## BEGIN LISTED RECORDS
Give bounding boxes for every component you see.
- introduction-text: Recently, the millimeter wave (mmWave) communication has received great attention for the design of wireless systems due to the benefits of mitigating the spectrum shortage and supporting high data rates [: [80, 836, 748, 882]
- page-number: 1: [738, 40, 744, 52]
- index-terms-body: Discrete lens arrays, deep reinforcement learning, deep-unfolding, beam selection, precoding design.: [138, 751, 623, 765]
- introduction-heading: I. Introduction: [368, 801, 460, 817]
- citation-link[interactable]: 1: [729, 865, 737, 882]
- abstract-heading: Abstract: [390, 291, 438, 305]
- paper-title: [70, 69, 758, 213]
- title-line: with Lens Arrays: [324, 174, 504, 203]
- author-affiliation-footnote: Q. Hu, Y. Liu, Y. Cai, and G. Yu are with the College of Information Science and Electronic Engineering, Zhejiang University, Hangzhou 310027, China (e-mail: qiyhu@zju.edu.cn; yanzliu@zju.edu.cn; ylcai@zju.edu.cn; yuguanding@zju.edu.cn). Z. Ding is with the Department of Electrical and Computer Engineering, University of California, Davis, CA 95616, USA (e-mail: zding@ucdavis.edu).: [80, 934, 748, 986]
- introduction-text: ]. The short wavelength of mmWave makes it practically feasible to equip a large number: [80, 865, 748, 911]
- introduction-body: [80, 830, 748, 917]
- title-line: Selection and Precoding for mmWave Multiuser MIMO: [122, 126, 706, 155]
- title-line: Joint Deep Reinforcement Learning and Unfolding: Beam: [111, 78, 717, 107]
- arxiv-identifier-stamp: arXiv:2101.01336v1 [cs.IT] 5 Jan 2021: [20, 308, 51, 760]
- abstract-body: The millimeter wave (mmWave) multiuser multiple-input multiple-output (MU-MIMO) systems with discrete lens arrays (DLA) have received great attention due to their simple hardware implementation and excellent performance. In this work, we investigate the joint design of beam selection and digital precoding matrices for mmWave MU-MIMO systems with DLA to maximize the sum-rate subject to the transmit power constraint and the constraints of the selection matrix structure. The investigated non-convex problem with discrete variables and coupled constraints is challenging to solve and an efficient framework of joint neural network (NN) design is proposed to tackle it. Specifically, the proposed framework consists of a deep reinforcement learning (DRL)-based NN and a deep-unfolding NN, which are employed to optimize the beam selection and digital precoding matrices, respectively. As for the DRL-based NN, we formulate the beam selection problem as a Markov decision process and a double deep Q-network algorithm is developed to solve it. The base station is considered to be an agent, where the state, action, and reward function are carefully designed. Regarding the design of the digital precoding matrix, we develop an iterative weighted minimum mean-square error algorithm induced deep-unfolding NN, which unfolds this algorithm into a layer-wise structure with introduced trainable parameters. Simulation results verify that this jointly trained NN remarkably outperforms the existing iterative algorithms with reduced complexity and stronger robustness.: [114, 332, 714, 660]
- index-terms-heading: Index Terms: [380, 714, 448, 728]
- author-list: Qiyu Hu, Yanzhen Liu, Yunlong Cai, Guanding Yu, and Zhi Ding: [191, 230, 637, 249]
## END LISTED RECORDS
(GIVEN INSTRUCTION)
Format the material from its first line up to and including the line containing "- title-line: with" as a JSON list of strings, one string per line, leaving out blank lines.

(WRITTEN ANSWER)
[
  "Give bounding boxes for every component you see.",
  "- introduction-text: Recently, the millimeter wave (mmWave) communication has received great attention for the design of wireless systems due to the benefits of mitigating the spectrum shortage and supporting high data rates [: [80, 836, 748, 882]",
  "- page-number: 1: [738, 40, 744, 52]",
  "- index-terms-body: Discrete lens arrays, deep reinforcement learning, deep-unfolding, beam selection, precoding design.: [138, 751, 623, 765]",
  "- introduction-heading: I. Introduction: [368, 801, 460, 817]",
  "- citation-link[interactable]: 1: [729, 865, 737, 882]",
  "- abstract-heading: Abstract: [390, 291, 438, 305]",
  "- paper-title: [70, 69, 758, 213]",
  "- title-line: with Lens Arrays: [324, 174, 504, 203]"
]